# Direction
Copy out each line of the data holding "Transmissions".

------ Record extracts

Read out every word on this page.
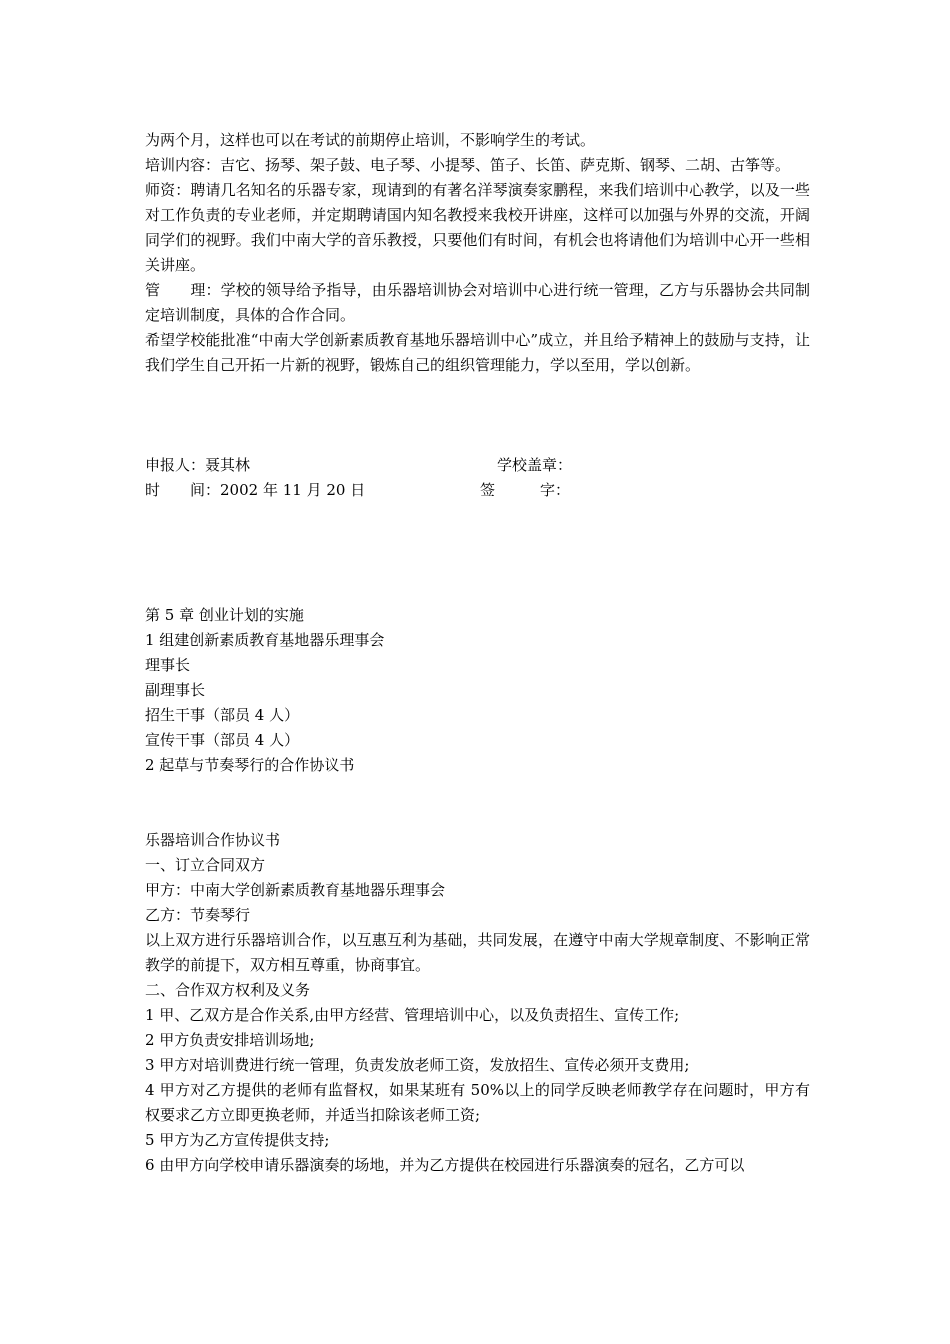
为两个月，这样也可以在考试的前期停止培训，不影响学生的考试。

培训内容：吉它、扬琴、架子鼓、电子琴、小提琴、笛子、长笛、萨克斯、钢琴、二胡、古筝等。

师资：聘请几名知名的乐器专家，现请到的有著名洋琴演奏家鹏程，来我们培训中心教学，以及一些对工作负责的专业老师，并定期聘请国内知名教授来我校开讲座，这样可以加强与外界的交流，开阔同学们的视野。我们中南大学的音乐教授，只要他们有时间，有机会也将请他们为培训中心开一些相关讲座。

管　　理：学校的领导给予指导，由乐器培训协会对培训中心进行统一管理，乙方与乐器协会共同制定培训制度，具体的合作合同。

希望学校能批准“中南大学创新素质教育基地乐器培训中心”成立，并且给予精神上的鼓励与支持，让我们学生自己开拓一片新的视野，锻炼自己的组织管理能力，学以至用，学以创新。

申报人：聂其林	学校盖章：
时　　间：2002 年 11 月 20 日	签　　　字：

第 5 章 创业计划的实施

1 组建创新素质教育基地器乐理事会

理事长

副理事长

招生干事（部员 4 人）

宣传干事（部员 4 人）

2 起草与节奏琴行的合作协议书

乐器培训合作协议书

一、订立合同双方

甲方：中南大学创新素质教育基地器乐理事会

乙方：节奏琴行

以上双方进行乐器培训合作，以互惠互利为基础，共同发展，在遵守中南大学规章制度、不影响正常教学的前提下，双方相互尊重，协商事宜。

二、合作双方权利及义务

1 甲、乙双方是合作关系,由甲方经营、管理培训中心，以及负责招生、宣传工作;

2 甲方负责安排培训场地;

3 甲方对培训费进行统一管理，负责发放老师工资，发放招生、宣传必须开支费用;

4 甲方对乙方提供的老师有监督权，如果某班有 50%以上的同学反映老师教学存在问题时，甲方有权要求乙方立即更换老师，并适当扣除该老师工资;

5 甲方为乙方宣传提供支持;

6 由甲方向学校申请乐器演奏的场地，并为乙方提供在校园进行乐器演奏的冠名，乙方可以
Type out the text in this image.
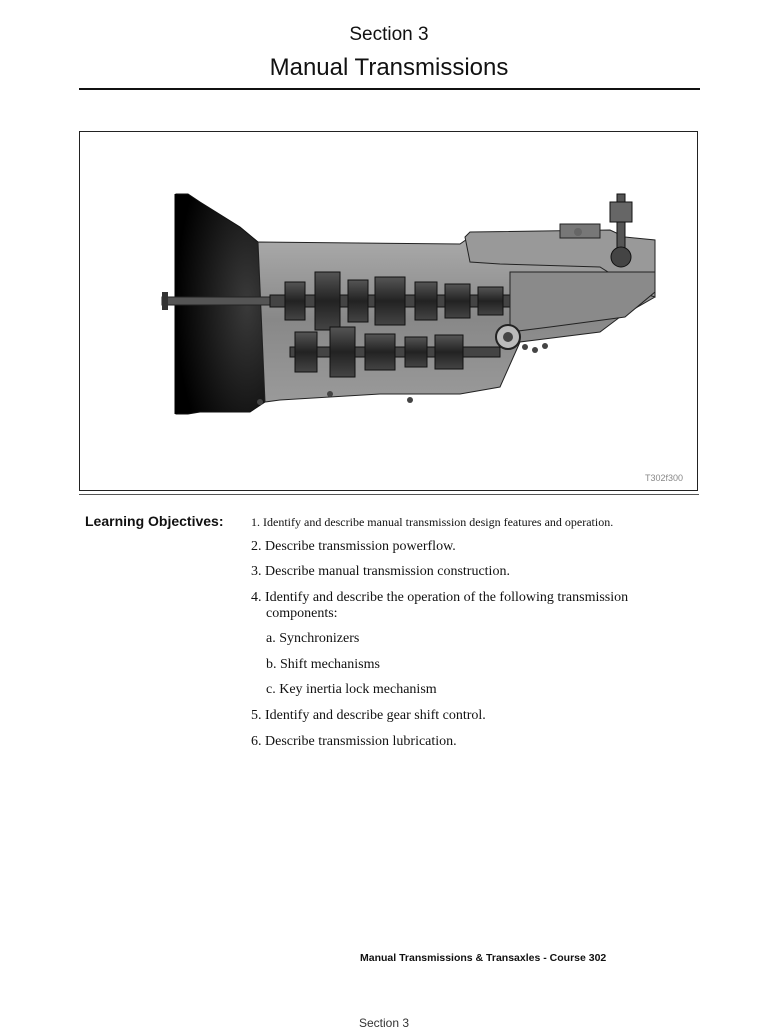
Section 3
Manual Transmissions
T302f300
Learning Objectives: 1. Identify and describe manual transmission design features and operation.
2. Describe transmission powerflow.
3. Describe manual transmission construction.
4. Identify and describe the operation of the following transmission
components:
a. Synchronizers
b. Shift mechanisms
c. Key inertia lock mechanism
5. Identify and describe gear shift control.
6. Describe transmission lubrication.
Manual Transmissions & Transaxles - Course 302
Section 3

------------

# Output
Manual Transmissions
Manual Transmissions & Transaxles - Course 302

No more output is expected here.